**Figure record extracts:**
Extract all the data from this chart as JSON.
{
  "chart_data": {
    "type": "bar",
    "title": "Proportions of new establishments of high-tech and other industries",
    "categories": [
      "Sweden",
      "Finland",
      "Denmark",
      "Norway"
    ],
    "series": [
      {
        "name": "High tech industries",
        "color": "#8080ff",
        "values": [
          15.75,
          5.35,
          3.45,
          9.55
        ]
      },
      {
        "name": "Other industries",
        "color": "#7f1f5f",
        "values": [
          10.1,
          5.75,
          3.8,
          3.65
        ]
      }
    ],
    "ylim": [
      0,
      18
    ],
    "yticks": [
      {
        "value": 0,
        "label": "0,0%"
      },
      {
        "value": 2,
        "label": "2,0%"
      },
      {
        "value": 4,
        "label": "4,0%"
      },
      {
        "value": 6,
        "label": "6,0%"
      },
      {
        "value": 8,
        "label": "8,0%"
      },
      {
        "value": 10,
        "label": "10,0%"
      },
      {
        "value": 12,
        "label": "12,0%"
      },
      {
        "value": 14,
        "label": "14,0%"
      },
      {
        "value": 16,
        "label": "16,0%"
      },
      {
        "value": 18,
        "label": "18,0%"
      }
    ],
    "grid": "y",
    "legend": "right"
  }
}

**REQUIRED WORK:** Retype the data in full and match it exactly.

**RESPONSE FOR THIS EXERCISE:**
Extract all the data from this chart as JSON.
{
  "chart_data": {
    "type": "bar",
    "title": "Proportions of new establishments of high-tech and other industries",
    "categories": [
      "Sweden",
      "Finland",
      "Denmark",
      "Norway"
    ],
    "series": [
      {
        "name": "High tech industries",
        "color": "#8080ff",
        "values": [
          15.75,
          5.35,
          3.45,
          9.55
        ]
      },
      {
        "name": "Other industries",
        "color": "#7f1f5f",
        "values": [
          10.1,
          5.75,
          3.8,
          3.65
        ]
      }
    ],
    "ylim": [
      0,
      18
    ],
    "yticks": [
      {
        "value": 0,
        "label": "0,0%"
      },
      {
        "value": 2,
        "label": "2,0%"
      },
      {
        "value": 4,
        "label": "4,0%"
      },
      {
        "value": 6,
        "label": "6,0%"
      },
      {
        "value": 8,
        "label": "8,0%"
      },
      {
        "value": 10,
        "label": "10,0%"
      },
      {
        "value": 12,
        "label": "12,0%"
      },
      {
        "value": 14,
        "label": "14,0%"
      },
      {
        "value": 16,
        "label": "16,0%"
      },
      {
        "value": 18,
        "label": "18,0%"
      }
    ],
    "grid": "y",
    "legend": "right"
  }
}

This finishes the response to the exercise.